→ TASK BRIEF
Copy out all of the material, matching it word for word.

→ AVAILABLE DATA
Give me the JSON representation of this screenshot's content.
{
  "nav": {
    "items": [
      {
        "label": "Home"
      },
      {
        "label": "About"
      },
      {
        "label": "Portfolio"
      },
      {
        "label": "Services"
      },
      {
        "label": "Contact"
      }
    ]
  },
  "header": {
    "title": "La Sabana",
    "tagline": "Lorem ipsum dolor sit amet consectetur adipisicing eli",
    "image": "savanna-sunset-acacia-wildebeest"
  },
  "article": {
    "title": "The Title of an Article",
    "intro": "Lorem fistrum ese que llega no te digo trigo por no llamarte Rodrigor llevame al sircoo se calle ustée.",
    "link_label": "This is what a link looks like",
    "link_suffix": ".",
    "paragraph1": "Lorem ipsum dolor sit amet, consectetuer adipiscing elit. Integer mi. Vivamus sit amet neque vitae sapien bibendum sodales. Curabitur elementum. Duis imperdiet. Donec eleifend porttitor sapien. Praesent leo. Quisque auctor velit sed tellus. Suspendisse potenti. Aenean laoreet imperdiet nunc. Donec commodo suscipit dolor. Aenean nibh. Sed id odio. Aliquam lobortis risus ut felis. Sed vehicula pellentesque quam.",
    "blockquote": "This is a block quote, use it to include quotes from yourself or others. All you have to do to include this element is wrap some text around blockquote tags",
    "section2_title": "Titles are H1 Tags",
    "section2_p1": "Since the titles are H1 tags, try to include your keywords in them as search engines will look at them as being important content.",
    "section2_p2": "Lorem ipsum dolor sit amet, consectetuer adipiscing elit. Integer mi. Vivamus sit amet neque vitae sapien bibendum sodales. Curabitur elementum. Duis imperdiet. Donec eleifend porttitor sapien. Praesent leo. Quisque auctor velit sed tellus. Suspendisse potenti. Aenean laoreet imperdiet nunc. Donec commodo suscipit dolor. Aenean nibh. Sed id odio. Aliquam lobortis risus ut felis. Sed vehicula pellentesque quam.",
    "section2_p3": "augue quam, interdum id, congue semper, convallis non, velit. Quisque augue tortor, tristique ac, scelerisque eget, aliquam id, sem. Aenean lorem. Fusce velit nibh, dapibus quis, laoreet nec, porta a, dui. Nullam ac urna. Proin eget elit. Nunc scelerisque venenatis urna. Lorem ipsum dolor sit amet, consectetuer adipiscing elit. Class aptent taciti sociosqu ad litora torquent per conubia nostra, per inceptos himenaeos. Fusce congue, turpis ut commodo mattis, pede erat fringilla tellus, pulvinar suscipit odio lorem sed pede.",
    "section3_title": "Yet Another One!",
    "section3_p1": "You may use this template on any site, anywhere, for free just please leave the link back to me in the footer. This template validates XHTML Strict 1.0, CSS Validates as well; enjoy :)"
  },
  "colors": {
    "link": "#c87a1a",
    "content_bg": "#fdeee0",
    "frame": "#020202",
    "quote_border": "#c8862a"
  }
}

→ ANSWER TO THIS TASK
Give me the JSON representation of this screenshot's content.
{
  "nav": {
    "items": [
      {
        "label": "Home"
      },
      {
        "label": "About"
      },
      {
        "label": "Portfolio"
      },
      {
        "label": "Services"
      },
      {
        "label": "Contact"
      }
    ]
  },
  "header": {
    "title": "La Sabana",
    "tagline": "Lorem ipsum dolor sit amet consectetur adipisicing eli",
    "image": "savanna-sunset-acacia-wildebeest"
  },
  "article": {
    "title": "The Title of an Article",
    "intro": "Lorem fistrum ese que llega no te digo trigo por no llamarte Rodrigor llevame al sircoo se calle ustée.",
    "link_label": "This is what a link looks like",
    "link_suffix": ".",
    "paragraph1": "Lorem ipsum dolor sit amet, consectetuer adipiscing elit. Integer mi. Vivamus sit amet neque vitae sapien bibendum sodales. Curabitur elementum. Duis imperdiet. Donec eleifend porttitor sapien. Praesent leo. Quisque auctor velit sed tellus. Suspendisse potenti. Aenean laoreet imperdiet nunc. Donec commodo suscipit dolor. Aenean nibh. Sed id odio. Aliquam lobortis risus ut felis. Sed vehicula pellentesque quam.",
    "blockquote": "This is a block quote, use it to include quotes from yourself or others. All you have to do to include this element is wrap some text around blockquote tags",
    "section2_title": "Titles are H1 Tags",
    "section2_p1": "Since the titles are H1 tags, try to include your keywords in them as search engines will look at them as being important content.",
    "section2_p2": "Lorem ipsum dolor sit amet, consectetuer adipiscing elit. Integer mi. Vivamus sit amet neque vitae sapien bibendum sodales. Curabitur elementum. Duis imperdiet. Donec eleifend porttitor sapien. Praesent leo. Quisque auctor velit sed tellus. Suspendisse potenti. Aenean laoreet imperdiet nunc. Donec commodo suscipit dolor. Aenean nibh. Sed id odio. Aliquam lobortis risus ut felis. Sed vehicula pellentesque quam.",
    "section2_p3": "augue quam, interdum id, congue semper, convallis non, velit. Quisque augue tortor, tristique ac, scelerisque eget, aliquam id, sem. Aenean lorem. Fusce velit nibh, dapibus quis, laoreet nec, porta a, dui. Nullam ac urna. Proin eget elit. Nunc scelerisque venenatis urna. Lorem ipsum dolor sit amet, consectetuer adipiscing elit. Class aptent taciti sociosqu ad litora torquent per conubia nostra, per inceptos himenaeos. Fusce congue, turpis ut commodo mattis, pede erat fringilla tellus, pulvinar suscipit odio lorem sed pede.",
    "section3_title": "Yet Another One!",
    "section3_p1": "You may use this template on any site, anywhere, for free just please leave the link back to me in the footer. This template validates XHTML Strict 1.0, CSS Validates as well; enjoy :)"
  },
  "colors": {
    "link": "#c87a1a",
    "content_bg": "#fdeee0",
    "frame": "#020202",
    "quote_border": "#c8862a"
  }
}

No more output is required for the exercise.